*DATA SECTION*.
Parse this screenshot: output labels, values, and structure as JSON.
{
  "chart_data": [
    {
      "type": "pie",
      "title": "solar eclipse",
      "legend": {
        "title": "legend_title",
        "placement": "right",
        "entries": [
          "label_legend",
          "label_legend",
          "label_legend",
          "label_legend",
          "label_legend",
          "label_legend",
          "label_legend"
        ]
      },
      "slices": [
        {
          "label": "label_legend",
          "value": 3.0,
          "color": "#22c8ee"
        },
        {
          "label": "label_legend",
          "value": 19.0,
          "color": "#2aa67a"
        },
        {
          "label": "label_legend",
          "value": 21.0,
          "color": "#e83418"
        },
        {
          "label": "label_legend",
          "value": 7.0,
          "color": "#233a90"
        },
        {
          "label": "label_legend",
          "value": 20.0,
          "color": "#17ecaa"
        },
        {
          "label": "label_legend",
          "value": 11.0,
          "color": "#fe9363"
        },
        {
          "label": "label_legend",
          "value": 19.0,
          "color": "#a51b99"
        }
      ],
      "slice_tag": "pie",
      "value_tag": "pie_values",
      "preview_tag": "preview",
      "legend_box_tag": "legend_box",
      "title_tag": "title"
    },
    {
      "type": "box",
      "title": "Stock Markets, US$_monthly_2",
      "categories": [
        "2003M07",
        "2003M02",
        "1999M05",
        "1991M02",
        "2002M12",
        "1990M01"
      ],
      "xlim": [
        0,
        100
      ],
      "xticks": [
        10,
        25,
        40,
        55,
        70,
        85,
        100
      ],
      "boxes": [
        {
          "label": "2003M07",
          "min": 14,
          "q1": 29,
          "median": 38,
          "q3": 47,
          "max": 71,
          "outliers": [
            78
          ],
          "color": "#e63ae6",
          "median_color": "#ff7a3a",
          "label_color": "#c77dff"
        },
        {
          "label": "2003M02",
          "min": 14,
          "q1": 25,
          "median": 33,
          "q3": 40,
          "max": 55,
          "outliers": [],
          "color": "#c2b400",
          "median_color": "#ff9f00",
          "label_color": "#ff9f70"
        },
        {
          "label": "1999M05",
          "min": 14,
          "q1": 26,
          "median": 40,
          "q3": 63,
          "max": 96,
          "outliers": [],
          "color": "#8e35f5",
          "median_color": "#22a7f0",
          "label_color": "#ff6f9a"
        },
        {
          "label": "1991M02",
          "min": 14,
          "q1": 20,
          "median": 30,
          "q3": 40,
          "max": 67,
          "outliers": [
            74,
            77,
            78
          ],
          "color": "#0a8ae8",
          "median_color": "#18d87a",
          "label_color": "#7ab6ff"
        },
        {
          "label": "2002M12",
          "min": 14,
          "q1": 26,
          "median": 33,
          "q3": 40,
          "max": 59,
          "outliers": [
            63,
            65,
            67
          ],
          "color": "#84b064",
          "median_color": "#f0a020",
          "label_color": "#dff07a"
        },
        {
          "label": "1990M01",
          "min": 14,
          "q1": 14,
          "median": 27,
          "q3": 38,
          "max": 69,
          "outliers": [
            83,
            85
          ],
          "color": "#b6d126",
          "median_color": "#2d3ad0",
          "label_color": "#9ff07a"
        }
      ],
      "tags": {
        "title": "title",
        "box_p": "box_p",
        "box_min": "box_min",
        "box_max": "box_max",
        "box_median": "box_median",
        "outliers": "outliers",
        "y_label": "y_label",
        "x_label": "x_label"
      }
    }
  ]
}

*REQUIREMENT*.
Extract all of the data above without altering anything.

*RESULT FOR THIS TASK*.
Parse this screenshot: output labels, values, and structure as JSON.
{
  "chart_data": [
    {
      "type": "pie",
      "title": "solar eclipse",
      "legend": {
        "title": "legend_title",
        "placement": "right",
        "entries": [
          "label_legend",
          "label_legend",
          "label_legend",
          "label_legend",
          "label_legend",
          "label_legend",
          "label_legend"
        ]
      },
      "slices": [
        {
          "label": "label_legend",
          "value": 3.0,
          "color": "#22c8ee"
        },
        {
          "label": "label_legend",
          "value": 19.0,
          "color": "#2aa67a"
        },
        {
          "label": "label_legend",
          "value": 21.0,
          "color": "#e83418"
        },
        {
          "label": "label_legend",
          "value": 7.0,
          "color": "#233a90"
        },
        {
          "label": "label_legend",
          "value": 20.0,
          "color": "#17ecaa"
        },
        {
          "label": "label_legend",
          "value": 11.0,
          "color": "#fe9363"
        },
        {
          "label": "label_legend",
          "value": 19.0,
          "color": "#a51b99"
        }
      ],
      "slice_tag": "pie",
      "value_tag": "pie_values",
      "preview_tag": "preview",
      "legend_box_tag": "legend_box",
      "title_tag": "title"
    },
    {
      "type": "box",
      "title": "Stock Markets, US$_monthly_2",
      "categories": [
        "2003M07",
        "2003M02",
        "1999M05",
        "1991M02",
        "2002M12",
        "1990M01"
      ],
      "xlim": [
        0,
        100
      ],
      "xticks": [
        10,
        25,
        40,
        55,
        70,
        85,
        100
      ],
      "boxes": [
        {
          "label": "2003M07",
          "min": 14,
          "q1": 29,
          "median": 38,
          "q3": 47,
          "max": 71,
          "outliers": [
            78
          ],
          "color": "#e63ae6",
          "median_color": "#ff7a3a",
          "label_color": "#c77dff"
        },
        {
          "label": "2003M02",
          "min": 14,
          "q1": 25,
          "median": 33,
          "q3": 40,
          "max": 55,
          "outliers": [],
          "color": "#c2b400",
          "median_color": "#ff9f00",
          "label_color": "#ff9f70"
        },
        {
          "label": "1999M05",
          "min": 14,
          "q1": 26,
          "median": 40,
          "q3": 63,
          "max": 96,
          "outliers": [],
          "color": "#8e35f5",
          "median_color": "#22a7f0",
          "label_color": "#ff6f9a"
        },
        {
          "label": "1991M02",
          "min": 14,
          "q1": 20,
          "median": 30,
          "q3": 40,
          "max": 67,
          "outliers": [
            74,
            77,
            78
          ],
          "color": "#0a8ae8",
          "median_color": "#18d87a",
          "label_color": "#7ab6ff"
        },
        {
          "label": "2002M12",
          "min": 14,
          "q1": 26,
          "median": 33,
          "q3": 40,
          "max": 59,
          "outliers": [
            63,
            65,
            67
          ],
          "color": "#84b064",
          "median_color": "#f0a020",
          "label_color": "#dff07a"
        },
        {
          "label": "1990M01",
          "min": 14,
          "q1": 14,
          "median": 27,
          "q3": 38,
          "max": 69,
          "outliers": [
            83,
            85
          ],
          "color": "#b6d126",
          "median_color": "#2d3ad0",
          "label_color": "#9ff07a"
        }
      ],
      "tags": {
        "title": "title",
        "box_p": "box_p",
        "box_min": "box_min",
        "box_max": "box_max",
        "box_median": "box_median",
        "outliers": "outliers",
        "y_label": "y_label",
        "x_label": "x_label"
      }
    }
  ]
}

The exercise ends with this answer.